--- start Provided records ---

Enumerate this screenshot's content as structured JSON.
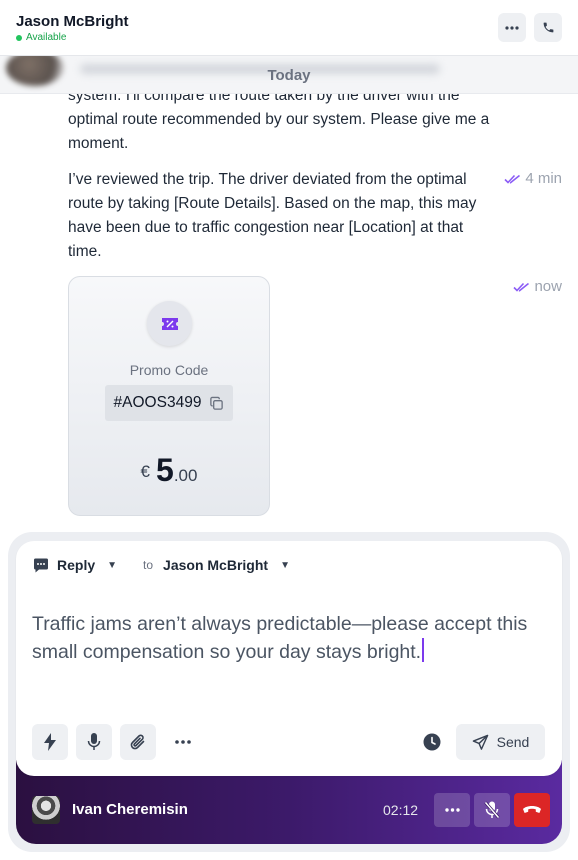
{
  "header": {
    "contact_name": "Jason McBright",
    "status": "Available"
  },
  "date_divider": "Today",
  "messages": [
    {
      "text": "system. I'll compare the route taken by the driver with the optimal route recommended by our system. Please give me a moment.",
      "time": ""
    },
    {
      "text": "I’ve reviewed the trip. The driver deviated from the optimal route by taking [Route Details]. Based on the map, this may have been due to traffic congestion near [Location] at that time.",
      "time": "4 min"
    }
  ],
  "promo": {
    "time": "now",
    "title": "Promo Code",
    "code": "#AOOS3499",
    "currency": "€",
    "amount_main": "5",
    "amount_cents": ".00"
  },
  "composer": {
    "reply_label": "Reply",
    "to_label": "to",
    "to_name": "Jason McBright",
    "text": "Traffic jams aren’t always predictable—please accept this small compensation so your day stays bright.",
    "send_label": "Send"
  },
  "call": {
    "caller_name": "Ivan Cheremisin",
    "duration": "02:12"
  },
  "colors": {
    "accent": "#7c3aed",
    "call_gradient_start": "#2b1040",
    "call_gradient_end": "#5a2aa0",
    "hangup": "#dc2626",
    "available": "#22c55e"
  }
}
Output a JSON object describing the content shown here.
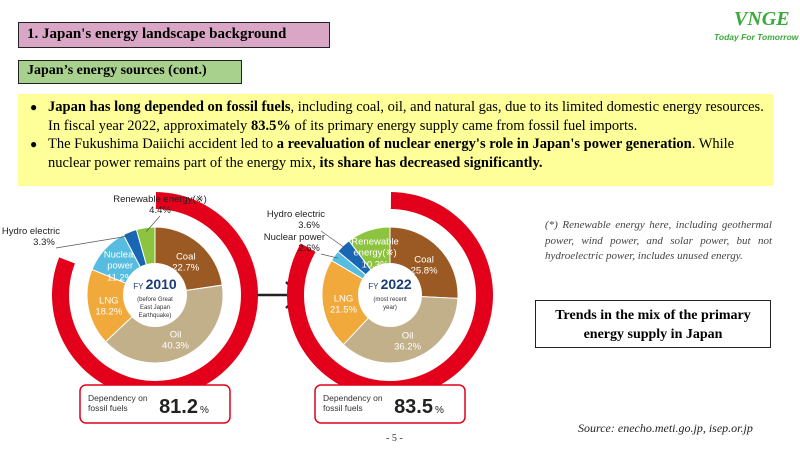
{
  "header": {
    "title": "1. Japan's energy landscape background",
    "subtitle": "Japan’s energy sources (cont.)",
    "logo_text": "VNGE",
    "logo_tagline": "Today For Tomorrow"
  },
  "bullets": [
    {
      "parts": [
        {
          "text": "Japan has long depended on fossil fuels",
          "bold": true
        },
        {
          "text": ", including coal, oil, and natural gas, due to its limited domestic energy resources. In fiscal year 2022, approximately ",
          "bold": false
        },
        {
          "text": "83.5%",
          "bold": true
        },
        {
          "text": " of its primary energy supply came from fossil fuel imports.",
          "bold": false
        }
      ]
    },
    {
      "parts": [
        {
          "text": "The Fukushima Daiichi accident led to ",
          "bold": false
        },
        {
          "text": "a reevaluation of nuclear energy's role in Japan's power generation",
          "bold": true
        },
        {
          "text": ". While nuclear power remains part of the energy mix, ",
          "bold": false
        },
        {
          "text": "its share has decreased significantly.",
          "bold": true
        }
      ]
    }
  ],
  "chart_data": [
    {
      "type": "pie",
      "title": "FY 2010",
      "year_prefix": "FY",
      "year": "2010",
      "center_note": "(before Great East Japan Earthquake)",
      "slices": [
        {
          "name": "Coal",
          "value": 22.7,
          "label_in": true,
          "color": "#9b5a23"
        },
        {
          "name": "Oil",
          "value": 40.3,
          "label_in": true,
          "color": "#c2b08a"
        },
        {
          "name": "LNG",
          "value": 18.2,
          "label_in": true,
          "color": "#f2a93b"
        },
        {
          "name": "Nuclear power",
          "value": 11.2,
          "label_in": true,
          "color": "#57bde0"
        },
        {
          "name": "Hydro electric",
          "value": 3.3,
          "label_in": false,
          "color": "#1866b4"
        },
        {
          "name": "Renewable energy(※)",
          "value": 4.4,
          "label_in": false,
          "color": "#8cc43f"
        }
      ],
      "fossil_dependency": {
        "label": "Dependency on fossil fuels",
        "value": "81.2",
        "unit": "%"
      }
    },
    {
      "type": "pie",
      "title": "FY 2022",
      "year_prefix": "FY",
      "year": "2022",
      "center_note": "(most recent year)",
      "slices": [
        {
          "name": "Coal",
          "value": 25.8,
          "label_in": true,
          "color": "#9b5a23"
        },
        {
          "name": "Oil",
          "value": 36.2,
          "label_in": true,
          "color": "#c2b08a"
        },
        {
          "name": "LNG",
          "value": 21.5,
          "label_in": true,
          "color": "#f2a93b"
        },
        {
          "name": "Nuclear power",
          "value": 2.6,
          "label_in": false,
          "color": "#57bde0"
        },
        {
          "name": "Hydro electric",
          "value": 3.6,
          "label_in": false,
          "color": "#1866b4"
        },
        {
          "name": "Renewable energy(※)",
          "value": 10.3,
          "label_in": true,
          "color": "#8cc43f"
        }
      ],
      "fossil_dependency": {
        "label": "Dependency on fossil fuels",
        "value": "83.5",
        "unit": "%"
      }
    }
  ],
  "colors": {
    "fossil_ring": "#e3001b",
    "label_box_border": "#e3001b"
  },
  "note": "(*) Renewable energy here, including geothermal power, wind power, and solar power, but not hydroelectric power, includes unused energy.",
  "trend_box": "Trends in the mix of the primary energy supply in Japan",
  "source": "Source: enecho.meti.go.jp, isep.or.jp",
  "page_number": "- 5 -"
}
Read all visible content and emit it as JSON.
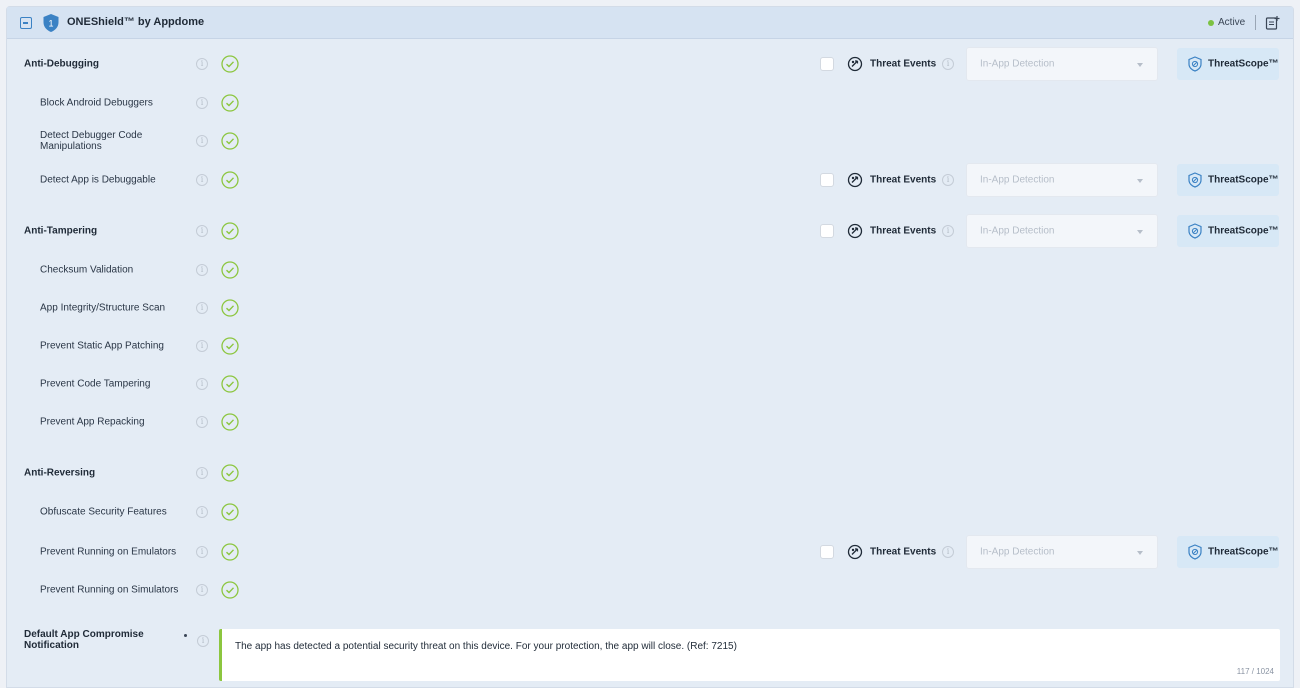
{
  "header": {
    "title": "ONEShield™ by Appdome",
    "step_badge": "1",
    "status": "Active",
    "colors": {
      "status_active": "#7cc242",
      "accent": "#3b82c4"
    }
  },
  "rows": [
    {
      "label": "Anti-Debugging",
      "group": true,
      "threat": {
        "label": "Threat Events",
        "select_value": "In-App Detection",
        "threatscope": "ThreatScope™",
        "checked": false
      }
    },
    {
      "label": "Block Android Debuggers",
      "group": false
    },
    {
      "label": "Detect Debugger Code Manipulations",
      "group": false
    },
    {
      "label": "Detect App is Debuggable",
      "group": false,
      "threat": {
        "label": "Threat Events",
        "select_value": "In-App Detection",
        "threatscope": "ThreatScope™",
        "checked": false
      }
    },
    {
      "label": "Anti-Tampering",
      "group": true,
      "threat": {
        "label": "Threat Events",
        "select_value": "In-App Detection",
        "threatscope": "ThreatScope™",
        "checked": false
      }
    },
    {
      "label": "Checksum Validation",
      "group": false
    },
    {
      "label": "App Integrity/Structure Scan",
      "group": false
    },
    {
      "label": "Prevent Static App Patching",
      "group": false
    },
    {
      "label": "Prevent Code Tampering",
      "group": false
    },
    {
      "label": "Prevent App Repacking",
      "group": false
    },
    {
      "label": "Anti-Reversing",
      "group": true
    },
    {
      "label": "Obfuscate Security Features",
      "group": false
    },
    {
      "label": "Prevent Running on Emulators",
      "group": false,
      "threat": {
        "label": "Threat Events",
        "select_value": "In-App Detection",
        "threatscope": "ThreatScope™",
        "checked": false
      }
    },
    {
      "label": "Prevent Running on Simulators",
      "group": false
    }
  ],
  "notification": {
    "label": "Default App Compromise Notification",
    "text": "The app has detected a potential security threat on this device. For your protection, the app will close. (Ref: 7215)",
    "char_count": "117 / 1024"
  }
}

--- end Provided records ---

Your goal | From the data above, gather every line that includes the word "Japan".

Completed exercise |
    "title": "1. Japan's energy landscape background",
    "subtitle": "Japan’s energy sources (cont.)",
          "text": "Japan has long depended on fossil fuels",
          "text": "a reevaluation of nuclear energy's role in Japan's power generation",
      "center_note": "(before Great East Japan Earthquake)",
  "trend_box": "Trends in the mix of the primary energy supply in Japan",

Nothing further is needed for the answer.